▶ RAW DATA
■ ■ ■ ■ ■

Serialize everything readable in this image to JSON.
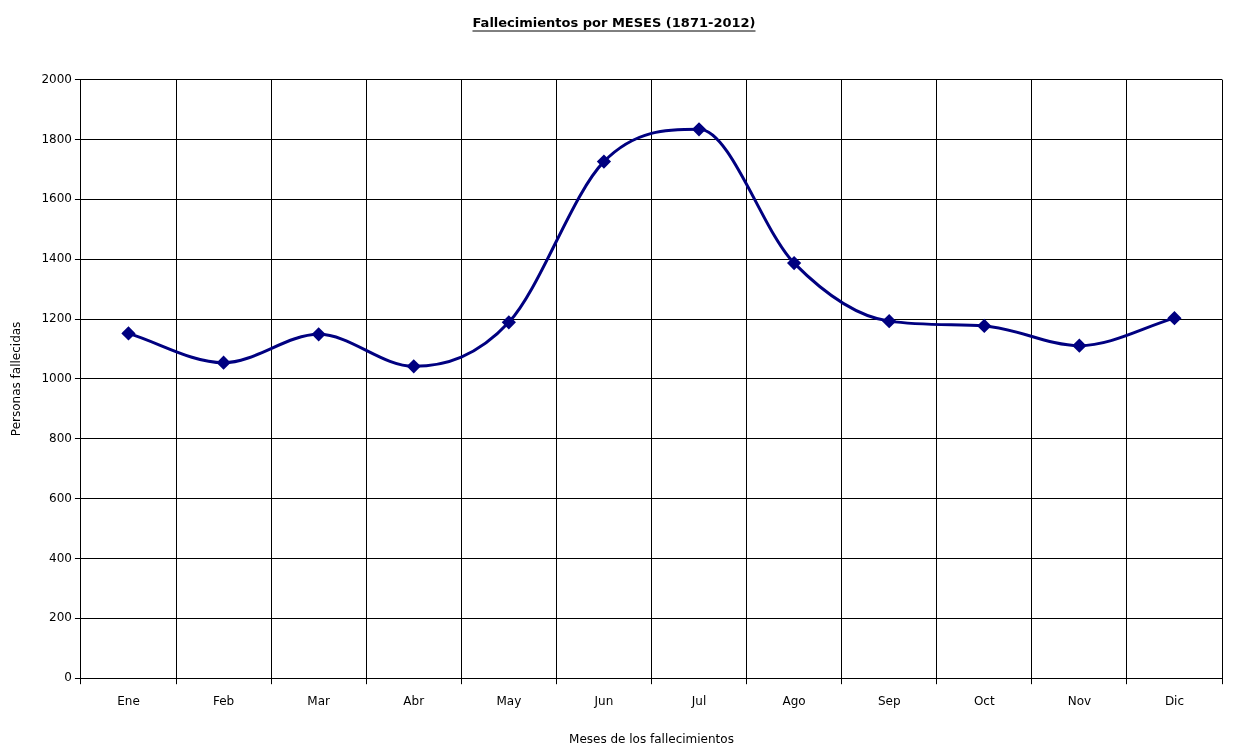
{
  "chart_data": {
    "type": "line",
    "title": "Fallecimientos por MESES (1871-2012)",
    "xlabel": "Meses de los fallecimientos",
    "ylabel": "Personas fallecidas",
    "categories": [
      "Ene",
      "Feb",
      "Mar",
      "Abr",
      "May",
      "Jun",
      "Jul",
      "Ago",
      "Sep",
      "Oct",
      "Nov",
      "Dic"
    ],
    "series": [
      {
        "color": "#000080",
        "values": [
          1152,
          1054,
          1149,
          1042,
          1189,
          1726,
          1834,
          1387,
          1193,
          1177,
          1111,
          1203
        ]
      }
    ],
    "ylim": [
      0,
      2000
    ],
    "yticks": [
      0,
      200,
      400,
      600,
      800,
      1000,
      1200,
      1400,
      1600,
      1800,
      2000
    ],
    "grid": true,
    "legend": false,
    "marker": "diamond",
    "line_style": "solid"
  }
}
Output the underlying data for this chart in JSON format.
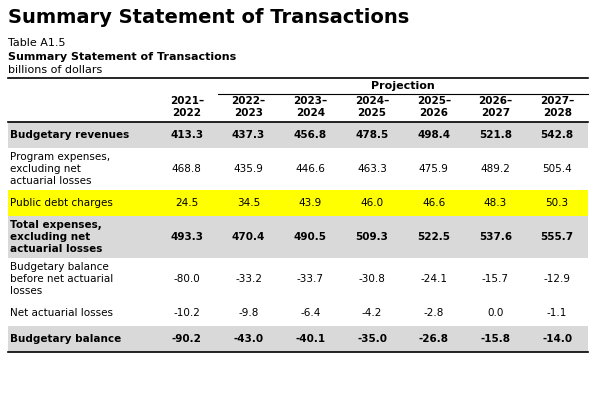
{
  "title": "Summary Statement of Transactions",
  "table_label": "Table A1.5",
  "table_title": "Summary Statement of Transactions",
  "table_subtitle": "billions of dollars",
  "projection_label": "Projection",
  "col_headers_line1": [
    "2021–",
    "2022–",
    "2023–",
    "2024–",
    "2025–",
    "2026–",
    "2027–"
  ],
  "col_headers_line2": [
    "2022",
    "2023",
    "2024",
    "2025",
    "2026",
    "2027",
    "2028"
  ],
  "rows": [
    {
      "label": "Budgetary revenues",
      "values": [
        "413.3",
        "437.3",
        "456.8",
        "478.5",
        "498.4",
        "521.8",
        "542.8"
      ],
      "bold": true,
      "bg": "#d9d9d9",
      "highlight": false,
      "nlines": 1
    },
    {
      "label": "Program expenses,\nexcluding net\nactuarial losses",
      "values": [
        "468.8",
        "435.9",
        "446.6",
        "463.3",
        "475.9",
        "489.2",
        "505.4"
      ],
      "bold": false,
      "bg": "#ffffff",
      "highlight": false,
      "nlines": 3
    },
    {
      "label": "Public debt charges",
      "values": [
        "24.5",
        "34.5",
        "43.9",
        "46.0",
        "46.6",
        "48.3",
        "50.3"
      ],
      "bold": false,
      "bg": "#ffff00",
      "highlight": true,
      "nlines": 1
    },
    {
      "label": "Total expenses,\nexcluding net\nactuarial losses",
      "values": [
        "493.3",
        "470.4",
        "490.5",
        "509.3",
        "522.5",
        "537.6",
        "555.7"
      ],
      "bold": true,
      "bg": "#d9d9d9",
      "highlight": false,
      "nlines": 3
    },
    {
      "label": "Budgetary balance\nbefore net actuarial\nlosses",
      "values": [
        "-80.0",
        "-33.2",
        "-33.7",
        "-30.8",
        "-24.1",
        "-15.7",
        "-12.9"
      ],
      "bold": false,
      "bg": "#ffffff",
      "highlight": false,
      "nlines": 3
    },
    {
      "label": "Net actuarial losses",
      "values": [
        "-10.2",
        "-9.8",
        "-6.4",
        "-4.2",
        "-2.8",
        "0.0",
        "-1.1"
      ],
      "bold": false,
      "bg": "#ffffff",
      "highlight": false,
      "nlines": 1
    },
    {
      "label": "Budgetary balance",
      "values": [
        "-90.2",
        "-43.0",
        "-40.1",
        "-35.0",
        "-26.8",
        "-15.8",
        "-14.0"
      ],
      "bold": true,
      "bg": "#d9d9d9",
      "highlight": false,
      "nlines": 1
    }
  ],
  "bg_color": "#ffffff",
  "yellow": "#ffff00",
  "gray": "#d9d9d9"
}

■ ■ ■ ■ ■

▶ REQUIRED TASK
Without the pictures, print the whole listing exactly as given.

▶ EXERCISE RESPONSE
Serialize everything readable in this image to JSON.
{
  "chart_data": {
    "type": "line",
    "title": "Fallecimientos por MESES (1871-2012)",
    "xlabel": "Meses de los fallecimientos",
    "ylabel": "Personas fallecidas",
    "categories": [
      "Ene",
      "Feb",
      "Mar",
      "Abr",
      "May",
      "Jun",
      "Jul",
      "Ago",
      "Sep",
      "Oct",
      "Nov",
      "Dic"
    ],
    "series": [
      {
        "color": "#000080",
        "values": [
          1152,
          1054,
          1149,
          1042,
          1189,
          1726,
          1834,
          1387,
          1193,
          1177,
          1111,
          1203
        ]
      }
    ],
    "ylim": [
      0,
      2000
    ],
    "yticks": [
      0,
      200,
      400,
      600,
      800,
      1000,
      1200,
      1400,
      1600,
      1800,
      2000
    ],
    "grid": true,
    "legend": false,
    "marker": "diamond",
    "line_style": "solid"
  }
}
Output the underlying data for this chart in JSON format.
{
  "title": "Summary Statement of Transactions",
  "table_label": "Table A1.5",
  "table_title": "Summary Statement of Transactions",
  "table_subtitle": "billions of dollars",
  "projection_label": "Projection",
  "col_headers_line1": [
    "2021–",
    "2022–",
    "2023–",
    "2024–",
    "2025–",
    "2026–",
    "2027–"
  ],
  "col_headers_line2": [
    "2022",
    "2023",
    "2024",
    "2025",
    "2026",
    "2027",
    "2028"
  ],
  "rows": [
    {
      "label": "Budgetary revenues",
      "values": [
        "413.3",
        "437.3",
        "456.8",
        "478.5",
        "498.4",
        "521.8",
        "542.8"
      ],
      "bold": true,
      "bg": "#d9d9d9",
      "highlight": false,
      "nlines": 1
    },
    {
      "label": "Program expenses,\nexcluding net\nactuarial losses",
      "values": [
        "468.8",
        "435.9",
        "446.6",
        "463.3",
        "475.9",
        "489.2",
        "505.4"
      ],
      "bold": false,
      "bg": "#ffffff",
      "highlight": false,
      "nlines": 3
    },
    {
      "label": "Public debt charges",
      "values": [
        "24.5",
        "34.5",
        "43.9",
        "46.0",
        "46.6",
        "48.3",
        "50.3"
      ],
      "bold": false,
      "bg": "#ffff00",
      "highlight": true,
      "nlines": 1
    },
    {
      "label": "Total expenses,\nexcluding net\nactuarial losses",
      "values": [
        "493.3",
        "470.4",
        "490.5",
        "509.3",
        "522.5",
        "537.6",
        "555.7"
      ],
      "bold": true,
      "bg": "#d9d9d9",
      "highlight": false,
      "nlines": 3
    },
    {
      "label": "Budgetary balance\nbefore net actuarial\nlosses",
      "values": [
        "-80.0",
        "-33.2",
        "-33.7",
        "-30.8",
        "-24.1",
        "-15.7",
        "-12.9"
      ],
      "bold": false,
      "bg": "#ffffff",
      "highlight": false,
      "nlines": 3
    },
    {
      "label": "Net actuarial losses",
      "values": [
        "-10.2",
        "-9.8",
        "-6.4",
        "-4.2",
        "-2.8",
        "0.0",
        "-1.1"
      ],
      "bold": false,
      "bg": "#ffffff",
      "highlight": false,
      "nlines": 1
    },
    {
      "label": "Budgetary balance",
      "values": [
        "-90.2",
        "-43.0",
        "-40.1",
        "-35.0",
        "-26.8",
        "-15.8",
        "-14.0"
      ],
      "bold": true,
      "bg": "#d9d9d9",
      "highlight": false,
      "nlines": 1
    }
  ],
  "bg_color": "#ffffff",
  "yellow": "#ffff00",
  "gray": "#d9d9d9"
}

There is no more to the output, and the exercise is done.